● Objective: Copy out the material below in full, but not its images.

● Records for this exercise:
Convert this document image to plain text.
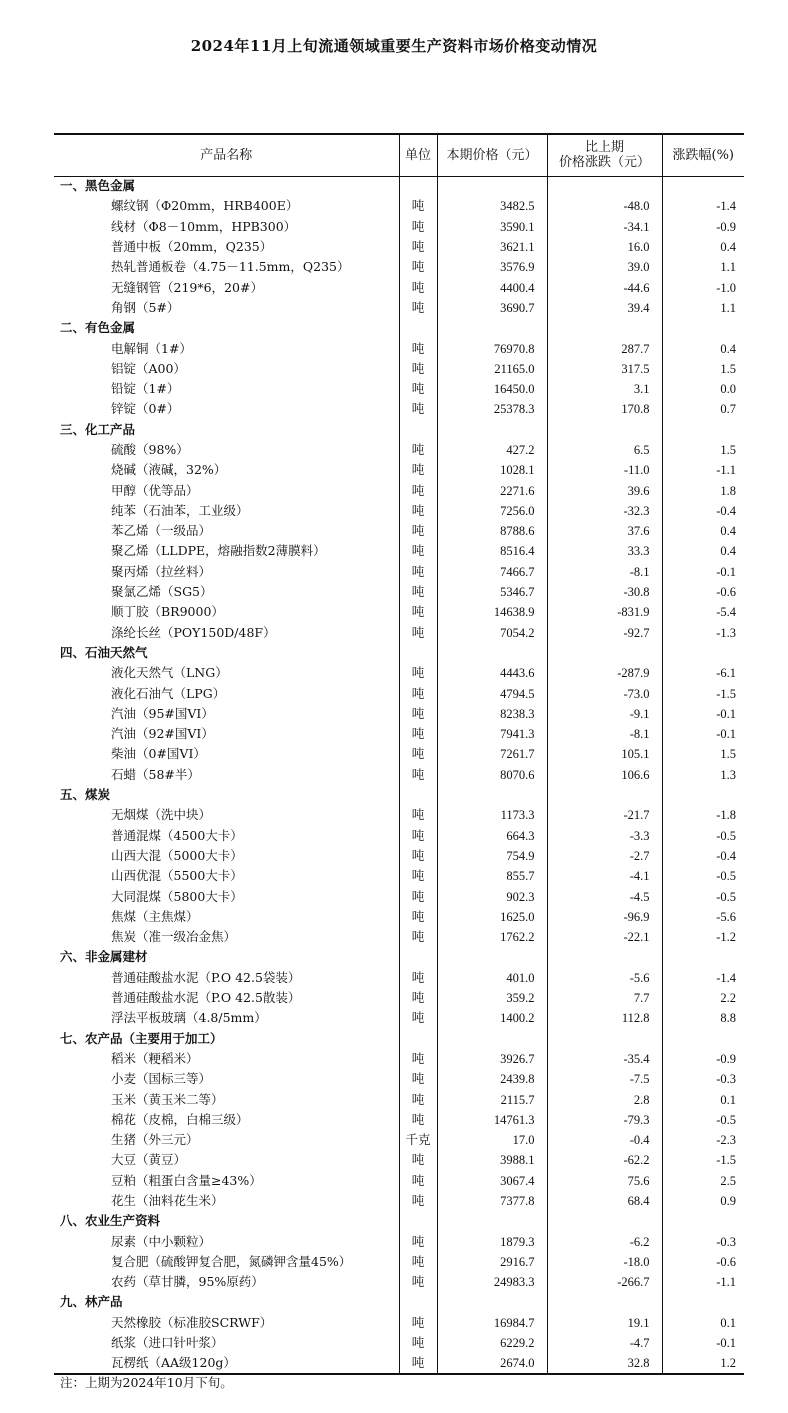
2024年11月上旬流通领域重要生产资料市场价格变动情况
产品名称	单位	本期价格（元）	比上期
价格涨跌（元）	涨跌幅(%)
一、黑色金属				
螺纹钢（Φ20mm，HRB400E）	吨	3482.5	-48.0	-1.4
线材（Φ8－10mm，HPB300）	吨	3590.1	-34.1	-0.9
普通中板（20mm，Q235）	吨	3621.1	16.0	0.4
热轧普通板卷（4.75－11.5mm，Q235）	吨	3576.9	39.0	1.1
无缝钢管（219*6，20#）	吨	4400.4	-44.6	-1.0
角钢（5#）	吨	3690.7	39.4	1.1
二、有色金属				
电解铜（1#）	吨	76970.8	287.7	0.4
铝锭（A00）	吨	21165.0	317.5	1.5
铅锭（1#）	吨	16450.0	3.1	0.0
锌锭（0#）	吨	25378.3	170.8	0.7
三、化工产品				
硫酸（98%）	吨	427.2	6.5	1.5
烧碱（液碱，32%）	吨	1028.1	-11.0	-1.1
甲醇（优等品）	吨	2271.6	39.6	1.8
纯苯（石油苯，工业级）	吨	7256.0	-32.3	-0.4
苯乙烯（一级品）	吨	8788.6	37.6	0.4
聚乙烯（LLDPE，熔融指数2薄膜料）	吨	8516.4	33.3	0.4
聚丙烯（拉丝料）	吨	7466.7	-8.1	-0.1
聚氯乙烯（SG5）	吨	5346.7	-30.8	-0.6
顺丁胶（BR9000）	吨	14638.9	-831.9	-5.4
涤纶长丝（POY150D/48F）	吨	7054.2	-92.7	-1.3
四、石油天然气				
液化天然气（LNG）	吨	4443.6	-287.9	-6.1
液化石油气（LPG）	吨	4794.5	-73.0	-1.5
汽油（95#国VI）	吨	8238.3	-9.1	-0.1
汽油（92#国VI）	吨	7941.3	-8.1	-0.1
柴油（0#国VI）	吨	7261.7	105.1	1.5
石蜡（58#半）	吨	8070.6	106.6	1.3
五、煤炭				
无烟煤（洗中块）	吨	1173.3	-21.7	-1.8
普通混煤（4500大卡）	吨	664.3	-3.3	-0.5
山西大混（5000大卡）	吨	754.9	-2.7	-0.4
山西优混（5500大卡）	吨	855.7	-4.1	-0.5
大同混煤（5800大卡）	吨	902.3	-4.5	-0.5
焦煤（主焦煤）	吨	1625.0	-96.9	-5.6
焦炭（准一级冶金焦）	吨	1762.2	-22.1	-1.2
六、非金属建材				
普通硅酸盐水泥（P.O 42.5袋装）	吨	401.0	-5.6	-1.4
普通硅酸盐水泥（P.O 42.5散装）	吨	359.2	7.7	2.2
浮法平板玻璃（4.8/5mm）	吨	1400.2	112.8	8.8
七、农产品（主要用于加工）				
稻米（粳稻米）	吨	3926.7	-35.4	-0.9
小麦（国标三等）	吨	2439.8	-7.5	-0.3
玉米（黄玉米二等）	吨	2115.7	2.8	0.1
棉花（皮棉，白棉三级）	吨	14761.3	-79.3	-0.5
生猪（外三元）	千克	17.0	-0.4	-2.3
大豆（黄豆）	吨	3988.1	-62.2	-1.5
豆粕（粗蛋白含量≥43%）	吨	3067.4	75.6	2.5
花生（油料花生米）	吨	7377.8	68.4	0.9
八、农业生产资料				
尿素（中小颗粒）	吨	1879.3	-6.2	-0.3
复合肥（硫酸钾复合肥，氮磷钾含量45%）	吨	2916.7	-18.0	-0.6
农药（草甘膦，95%原药）	吨	24983.3	-266.7	-1.1
九、林产品				
天然橡胶（标准胶SCRWF）	吨	16984.7	19.1	0.1
纸浆（进口针叶浆）	吨	6229.2	-4.7	-0.1
瓦楞纸（AA级120g）	吨	2674.0	32.8	1.2
注：上期为2024年10月下旬。
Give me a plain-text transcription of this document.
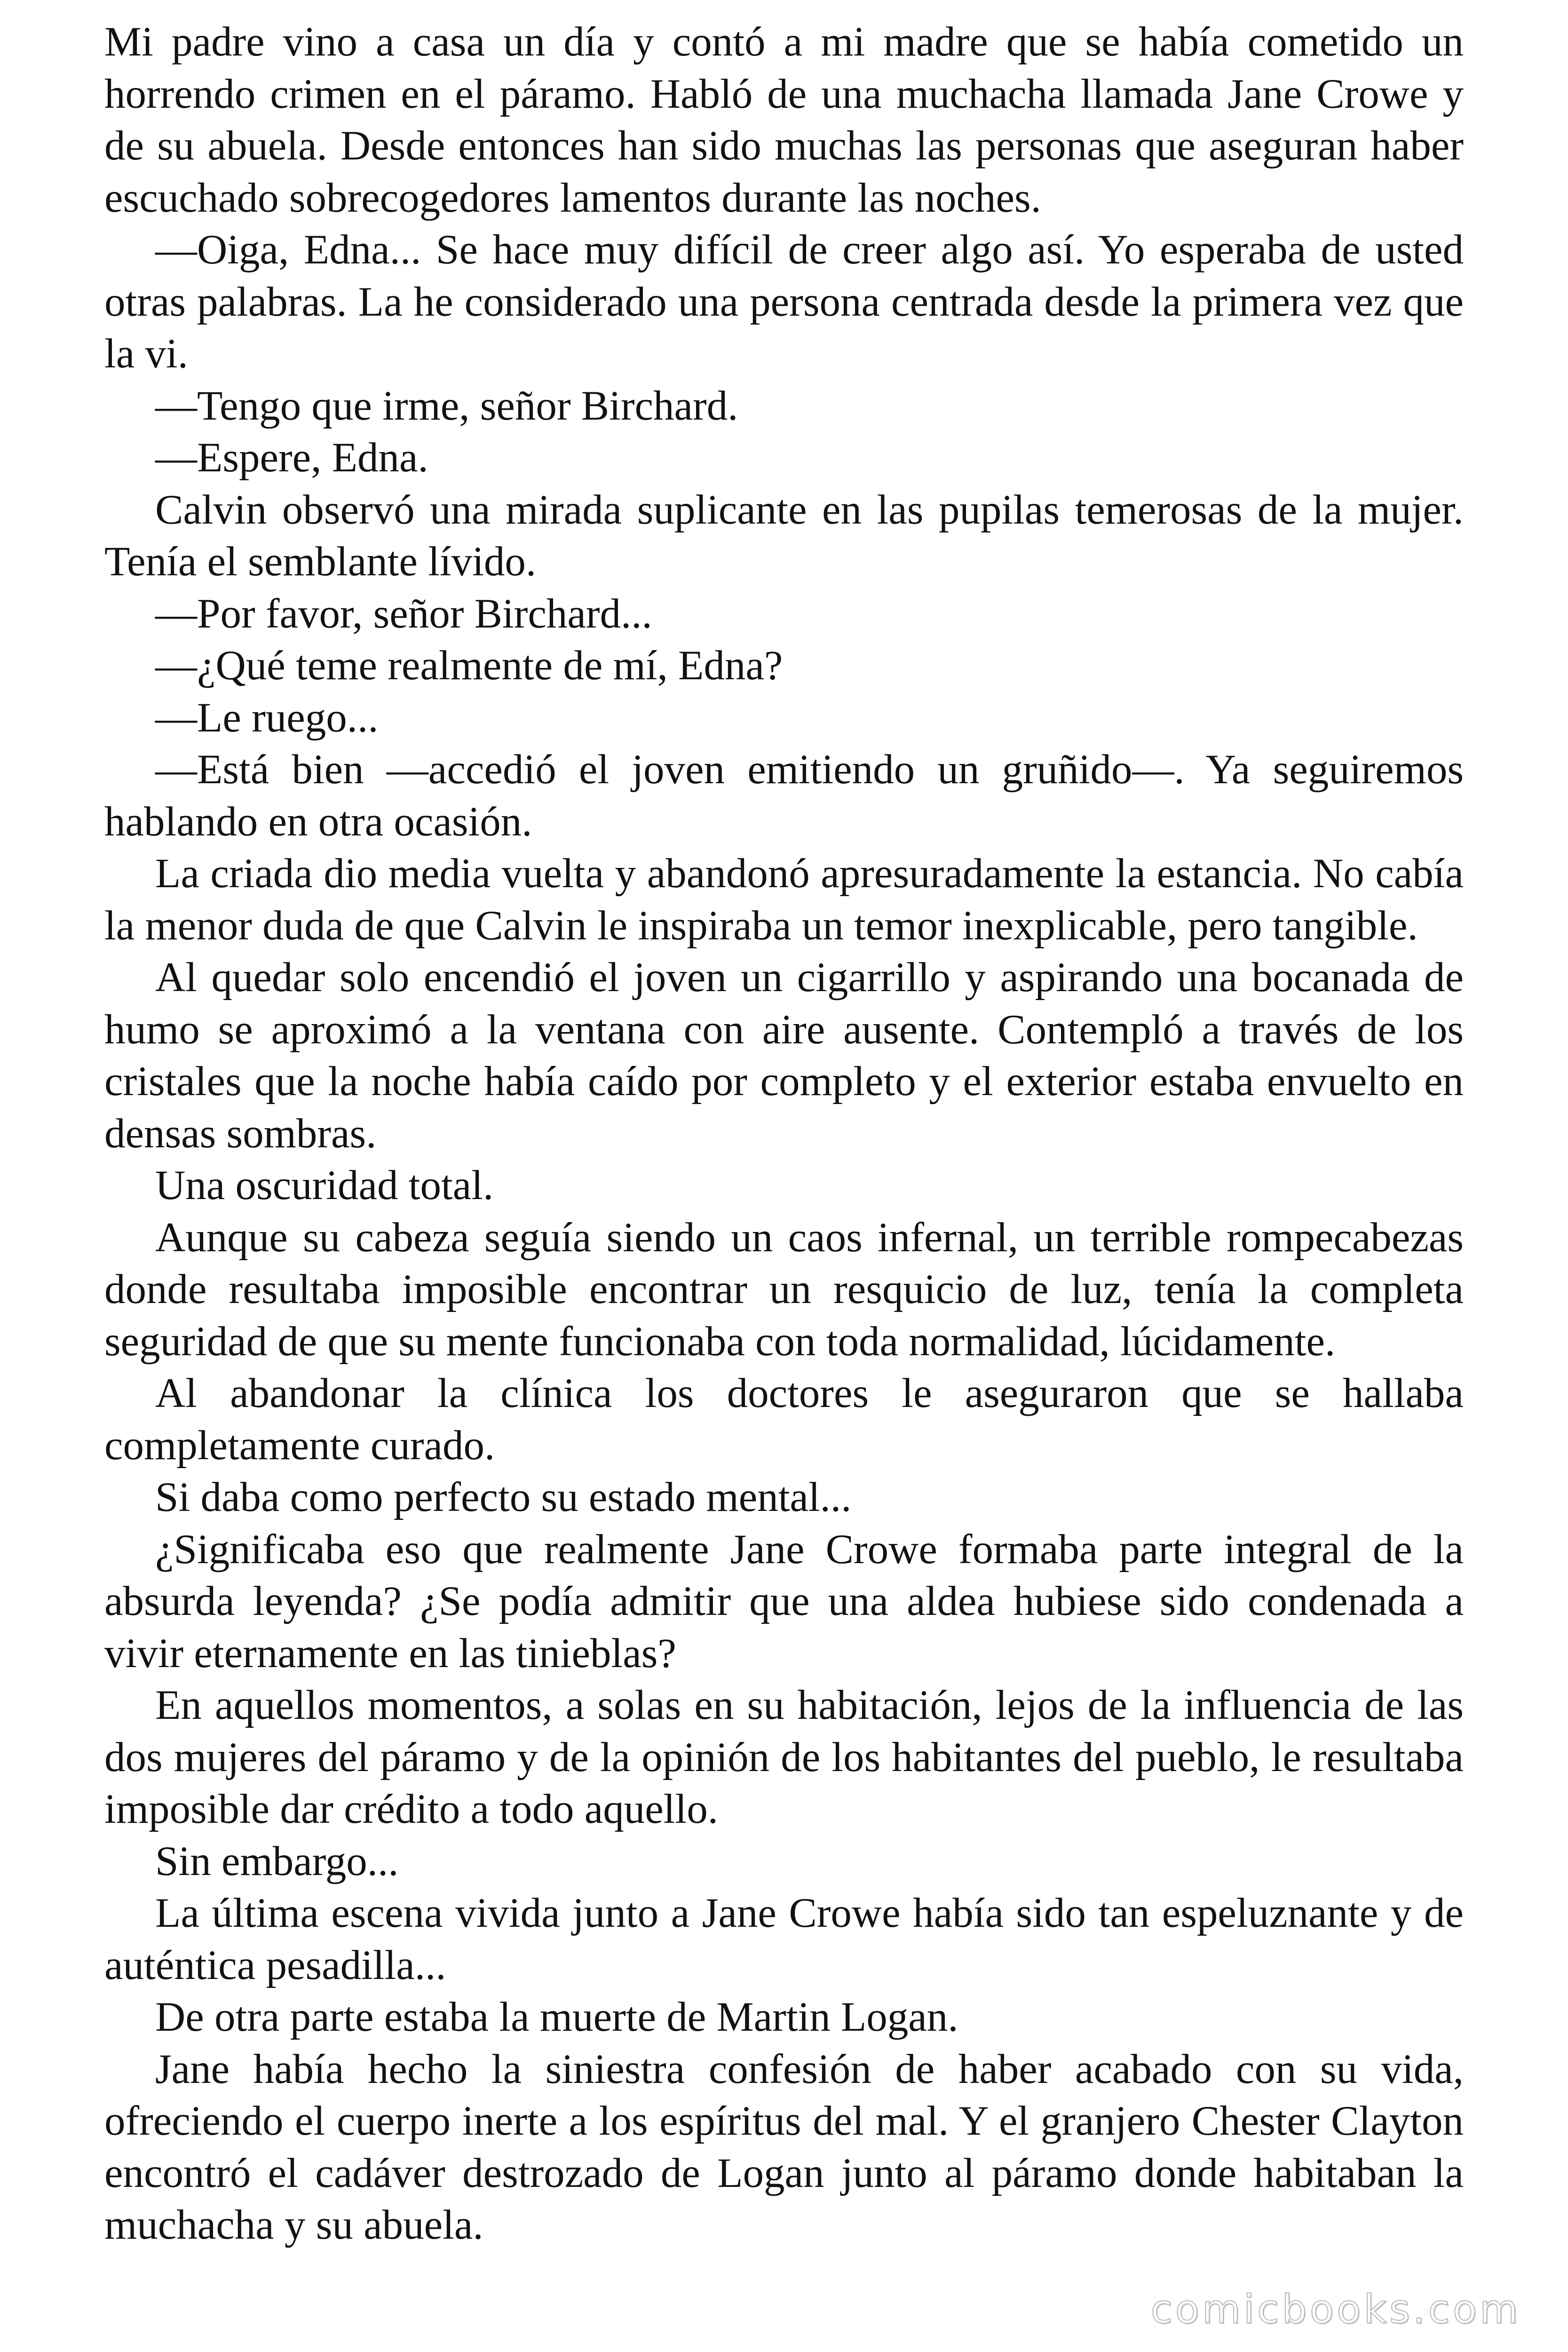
Mi padre vino a casa un día y contó a mi madre que se había cometido un horrendo crimen en el páramo. Habló de una muchacha llamada Jane Crowe y de su abuela. Desde entonces han sido muchas las personas que aseguran haber escuchado sobrecogedores lamentos durante las noches.

—Oiga, Edna... Se hace muy difícil de creer algo así. Yo esperaba de usted otras palabras. La he considerado una persona centrada desde la primera vez que la vi.

—Tengo que irme, señor Birchard.

—Espere, Edna.

Calvin observó una mirada suplicante en las pupilas temerosas de la mujer. Tenía el semblante lívido.

—Por favor, señor Birchard...

—¿Qué teme realmente de mí, Edna?

—Le ruego...

—Está bien —accedió el joven emitiendo un gruñido—. Ya seguiremos hablando en otra ocasión.

La criada dio media vuelta y abandonó apresuradamente la estancia. No cabía la menor duda de que Calvin le inspiraba un temor inexplicable, pero tangible.

Al quedar solo encendió el joven un cigarrillo y aspirando una bocanada de humo se aproximó a la ventana con aire ausente. Contempló a través de los cristales que la noche había caído por completo y el exterior estaba envuelto en densas sombras.

Una oscuridad total.

Aunque su cabeza seguía siendo un caos infernal, un terrible rompecabezas donde resultaba imposible encontrar un resquicio de luz, tenía la completa seguridad de que su mente funcionaba con toda normalidad, lúcidamente.

Al abandonar la clínica los doctores le aseguraron que se hallaba completamente curado.

Si daba como perfecto su estado mental...

¿Significaba eso que realmente Jane Crowe formaba parte integral de la absurda leyenda? ¿Se podía admitir que una aldea hubiese sido condenada a vivir eternamente en las tinieblas?

En aquellos momentos, a solas en su habitación, lejos de la influencia de las dos mujeres del páramo y de la opinión de los habitantes del pueblo, le resultaba imposible dar crédito a todo aquello.

Sin embargo...

La última escena vivida junto a Jane Crowe había sido tan espeluznante y de auténtica pesadilla...

De otra parte estaba la muerte de Martin Logan.

Jane había hecho la siniestra confesión de haber acabado con su vida, ofreciendo el cuerpo inerte a los espíritus del mal. Y el granjero Chester Clayton encontró el cadáver destrozado de Logan junto al páramo donde habitaban la muchacha y su abuela.

comicbooks.com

● Result of this task:
Convert this document image to plain text.
2024年11月上旬流通领域重要生产资料市场价格变动情况
产品名称	单位	本期价格（元）	比上期
价格涨跌（元）	涨跌幅(%)
一、黑色金属				
螺纹钢（Φ20mm，HRB400E）	吨	3482.5	-48.0	-1.4
线材（Φ8－10mm，HPB300）	吨	3590.1	-34.1	-0.9
普通中板（20mm，Q235）	吨	3621.1	16.0	0.4
热轧普通板卷（4.75－11.5mm，Q235）	吨	3576.9	39.0	1.1
无缝钢管（219*6，20#）	吨	4400.4	-44.6	-1.0
角钢（5#）	吨	3690.7	39.4	1.1
二、有色金属				
电解铜（1#）	吨	76970.8	287.7	0.4
铝锭（A00）	吨	21165.0	317.5	1.5
铅锭（1#）	吨	16450.0	3.1	0.0
锌锭（0#）	吨	25378.3	170.8	0.7
三、化工产品				
硫酸（98%）	吨	427.2	6.5	1.5
烧碱（液碱，32%）	吨	1028.1	-11.0	-1.1
甲醇（优等品）	吨	2271.6	39.6	1.8
纯苯（石油苯，工业级）	吨	7256.0	-32.3	-0.4
苯乙烯（一级品）	吨	8788.6	37.6	0.4
聚乙烯（LLDPE，熔融指数2薄膜料）	吨	8516.4	33.3	0.4
聚丙烯（拉丝料）	吨	7466.7	-8.1	-0.1
聚氯乙烯（SG5）	吨	5346.7	-30.8	-0.6
顺丁胶（BR9000）	吨	14638.9	-831.9	-5.4
涤纶长丝（POY150D/48F）	吨	7054.2	-92.7	-1.3
四、石油天然气				
液化天然气（LNG）	吨	4443.6	-287.9	-6.1
液化石油气（LPG）	吨	4794.5	-73.0	-1.5
汽油（95#国VI）	吨	8238.3	-9.1	-0.1
汽油（92#国VI）	吨	7941.3	-8.1	-0.1
柴油（0#国VI）	吨	7261.7	105.1	1.5
石蜡（58#半）	吨	8070.6	106.6	1.3
五、煤炭				
无烟煤（洗中块）	吨	1173.3	-21.7	-1.8
普通混煤（4500大卡）	吨	664.3	-3.3	-0.5
山西大混（5000大卡）	吨	754.9	-2.7	-0.4
山西优混（5500大卡）	吨	855.7	-4.1	-0.5
大同混煤（5800大卡）	吨	902.3	-4.5	-0.5
焦煤（主焦煤）	吨	1625.0	-96.9	-5.6
焦炭（准一级冶金焦）	吨	1762.2	-22.1	-1.2
六、非金属建材				
普通硅酸盐水泥（P.O 42.5袋装）	吨	401.0	-5.6	-1.4
普通硅酸盐水泥（P.O 42.5散装）	吨	359.2	7.7	2.2
浮法平板玻璃（4.8/5mm）	吨	1400.2	112.8	8.8
七、农产品（主要用于加工）				
稻米（粳稻米）	吨	3926.7	-35.4	-0.9
小麦（国标三等）	吨	2439.8	-7.5	-0.3
玉米（黄玉米二等）	吨	2115.7	2.8	0.1
棉花（皮棉，白棉三级）	吨	14761.3	-79.3	-0.5
生猪（外三元）	千克	17.0	-0.4	-2.3
大豆（黄豆）	吨	3988.1	-62.2	-1.5
豆粕（粗蛋白含量≥43%）	吨	3067.4	75.6	2.5
花生（油料花生米）	吨	7377.8	68.4	0.9
八、农业生产资料				
尿素（中小颗粒）	吨	1879.3	-6.2	-0.3
复合肥（硫酸钾复合肥，氮磷钾含量45%）	吨	2916.7	-18.0	-0.6
农药（草甘膦，95%原药）	吨	24983.3	-266.7	-1.1
九、林产品				
天然橡胶（标准胶SCRWF）	吨	16984.7	19.1	0.1
纸浆（进口针叶浆）	吨	6229.2	-4.7	-0.1
瓦楞纸（AA级120g）	吨	2674.0	32.8	1.2
注：上期为2024年10月下旬。
Give me a plain-text transcription of this document.
Mi padre vino a casa un día y contó a mi madre que se había cometido un horrendo crimen en el páramo. Habló de una muchacha llamada Jane Crowe y de su abuela. Desde entonces han sido muchas las personas que aseguran haber escuchado sobrecogedores lamentos durante las noches.

—Oiga, Edna... Se hace muy difícil de creer algo así. Yo esperaba de usted otras palabras. La he considerado una persona centrada desde la primera vez que la vi.

—Tengo que irme, señor Birchard.

—Espere, Edna.

Calvin observó una mirada suplicante en las pupilas temerosas de la mujer. Tenía el semblante lívido.

—Por favor, señor Birchard...

—¿Qué teme realmente de mí, Edna?

—Le ruego...

—Está bien —accedió el joven emitiendo un gruñido—. Ya seguiremos hablando en otra ocasión.

La criada dio media vuelta y abandonó apresuradamente la estancia. No cabía la menor duda de que Calvin le inspiraba un temor inexplicable, pero tangible.

Al quedar solo encendió el joven un cigarrillo y aspirando una bocanada de humo se aproximó a la ventana con aire ausente. Contempló a través de los cristales que la noche había caído por completo y el exterior estaba envuelto en densas sombras.

Una oscuridad total.

Aunque su cabeza seguía siendo un caos infernal, un terrible rompecabezas donde resultaba imposible encontrar un resquicio de luz, tenía la completa seguridad de que su mente funcionaba con toda normalidad, lúcidamente.

Al abandonar la clínica los doctores le aseguraron que se hallaba completamente curado.

Si daba como perfecto su estado mental...

¿Significaba eso que realmente Jane Crowe formaba parte integral de la absurda leyenda? ¿Se podía admitir que una aldea hubiese sido condenada a vivir eternamente en las tinieblas?

En aquellos momentos, a solas en su habitación, lejos de la influencia de las dos mujeres del páramo y de la opinión de los habitantes del pueblo, le resultaba imposible dar crédito a todo aquello.

Sin embargo...

La última escena vivida junto a Jane Crowe había sido tan espeluznante y de auténtica pesadilla...

De otra parte estaba la muerte de Martin Logan.

Jane había hecho la siniestra confesión de haber acabado con su vida, ofreciendo el cuerpo inerte a los espíritus del mal. Y el granjero Chester Clayton encontró el cadáver destrozado de Logan junto al páramo donde habitaban la muchacha y su abuela.

comicbooks.com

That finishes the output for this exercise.